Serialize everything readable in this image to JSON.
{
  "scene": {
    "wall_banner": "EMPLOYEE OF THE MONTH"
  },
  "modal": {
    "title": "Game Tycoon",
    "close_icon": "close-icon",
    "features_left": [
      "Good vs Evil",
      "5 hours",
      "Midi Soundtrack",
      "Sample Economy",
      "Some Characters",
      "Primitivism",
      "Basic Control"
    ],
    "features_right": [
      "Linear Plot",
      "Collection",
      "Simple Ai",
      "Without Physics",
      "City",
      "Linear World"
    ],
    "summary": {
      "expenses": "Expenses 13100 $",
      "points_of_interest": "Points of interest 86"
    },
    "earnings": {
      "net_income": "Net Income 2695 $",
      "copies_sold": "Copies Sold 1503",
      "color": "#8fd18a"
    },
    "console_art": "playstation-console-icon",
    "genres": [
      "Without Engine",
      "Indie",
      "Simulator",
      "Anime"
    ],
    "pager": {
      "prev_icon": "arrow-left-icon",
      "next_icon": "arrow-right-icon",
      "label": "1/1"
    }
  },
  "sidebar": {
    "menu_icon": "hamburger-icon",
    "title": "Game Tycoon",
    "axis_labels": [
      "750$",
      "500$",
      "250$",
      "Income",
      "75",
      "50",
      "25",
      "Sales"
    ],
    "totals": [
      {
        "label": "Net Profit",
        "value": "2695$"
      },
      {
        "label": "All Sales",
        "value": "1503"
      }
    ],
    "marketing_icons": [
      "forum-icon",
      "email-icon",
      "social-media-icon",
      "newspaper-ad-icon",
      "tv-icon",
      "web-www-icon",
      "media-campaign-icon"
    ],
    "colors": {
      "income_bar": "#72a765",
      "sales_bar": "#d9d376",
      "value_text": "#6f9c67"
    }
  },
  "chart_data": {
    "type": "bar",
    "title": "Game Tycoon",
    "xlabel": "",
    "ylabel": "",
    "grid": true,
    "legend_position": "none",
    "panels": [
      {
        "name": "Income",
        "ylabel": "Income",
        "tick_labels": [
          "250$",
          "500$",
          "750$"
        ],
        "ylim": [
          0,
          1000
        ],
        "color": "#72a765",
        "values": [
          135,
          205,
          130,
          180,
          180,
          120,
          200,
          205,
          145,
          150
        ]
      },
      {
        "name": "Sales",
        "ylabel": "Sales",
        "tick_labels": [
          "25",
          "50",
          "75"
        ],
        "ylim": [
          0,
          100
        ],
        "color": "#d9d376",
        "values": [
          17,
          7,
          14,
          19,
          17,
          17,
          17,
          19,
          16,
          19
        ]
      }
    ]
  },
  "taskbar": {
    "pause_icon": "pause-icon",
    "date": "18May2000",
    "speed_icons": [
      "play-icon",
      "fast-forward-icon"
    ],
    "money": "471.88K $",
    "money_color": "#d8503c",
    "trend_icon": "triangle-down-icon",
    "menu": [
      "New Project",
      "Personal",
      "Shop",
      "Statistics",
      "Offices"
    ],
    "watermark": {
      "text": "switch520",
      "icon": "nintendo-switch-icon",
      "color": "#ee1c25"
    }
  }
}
--------
Task statement -
Copy all the entries verbatim.

Expected answer -
Serialize everything readable in this image to JSON.
{
  "scene": {
    "wall_banner": "EMPLOYEE OF THE MONTH"
  },
  "modal": {
    "title": "Game Tycoon",
    "close_icon": "close-icon",
    "features_left": [
      "Good vs Evil",
      "5 hours",
      "Midi Soundtrack",
      "Sample Economy",
      "Some Characters",
      "Primitivism",
      "Basic Control"
    ],
    "features_right": [
      "Linear Plot",
      "Collection",
      "Simple Ai",
      "Without Physics",
      "City",
      "Linear World"
    ],
    "summary": {
      "expenses": "Expenses 13100 $",
      "points_of_interest": "Points of interest 86"
    },
    "earnings": {
      "net_income": "Net Income 2695 $",
      "copies_sold": "Copies Sold 1503",
      "color": "#8fd18a"
    },
    "console_art": "playstation-console-icon",
    "genres": [
      "Without Engine",
      "Indie",
      "Simulator",
      "Anime"
    ],
    "pager": {
      "prev_icon": "arrow-left-icon",
      "next_icon": "arrow-right-icon",
      "label": "1/1"
    }
  },
  "sidebar": {
    "menu_icon": "hamburger-icon",
    "title": "Game Tycoon",
    "axis_labels": [
      "750$",
      "500$",
      "250$",
      "Income",
      "75",
      "50",
      "25",
      "Sales"
    ],
    "totals": [
      {
        "label": "Net Profit",
        "value": "2695$"
      },
      {
        "label": "All Sales",
        "value": "1503"
      }
    ],
    "marketing_icons": [
      "forum-icon",
      "email-icon",
      "social-media-icon",
      "newspaper-ad-icon",
      "tv-icon",
      "web-www-icon",
      "media-campaign-icon"
    ],
    "colors": {
      "income_bar": "#72a765",
      "sales_bar": "#d9d376",
      "value_text": "#6f9c67"
    }
  },
  "chart_data": {
    "type": "bar",
    "title": "Game Tycoon",
    "xlabel": "",
    "ylabel": "",
    "grid": true,
    "legend_position": "none",
    "panels": [
      {
        "name": "Income",
        "ylabel": "Income",
        "tick_labels": [
          "250$",
          "500$",
          "750$"
        ],
        "ylim": [
          0,
          1000
        ],
        "color": "#72a765",
        "values": [
          135,
          205,
          130,
          180,
          180,
          120,
          200,
          205,
          145,
          150
        ]
      },
      {
        "name": "Sales",
        "ylabel": "Sales",
        "tick_labels": [
          "25",
          "50",
          "75"
        ],
        "ylim": [
          0,
          100
        ],
        "color": "#d9d376",
        "values": [
          17,
          7,
          14,
          19,
          17,
          17,
          17,
          19,
          16,
          19
        ]
      }
    ]
  },
  "taskbar": {
    "pause_icon": "pause-icon",
    "date": "18May2000",
    "speed_icons": [
      "play-icon",
      "fast-forward-icon"
    ],
    "money": "471.88K $",
    "money_color": "#d8503c",
    "trend_icon": "triangle-down-icon",
    "menu": [
      "New Project",
      "Personal",
      "Shop",
      "Statistics",
      "Offices"
    ],
    "watermark": {
      "text": "switch520",
      "icon": "nintendo-switch-icon",
      "color": "#ee1c25"
    }
  }
}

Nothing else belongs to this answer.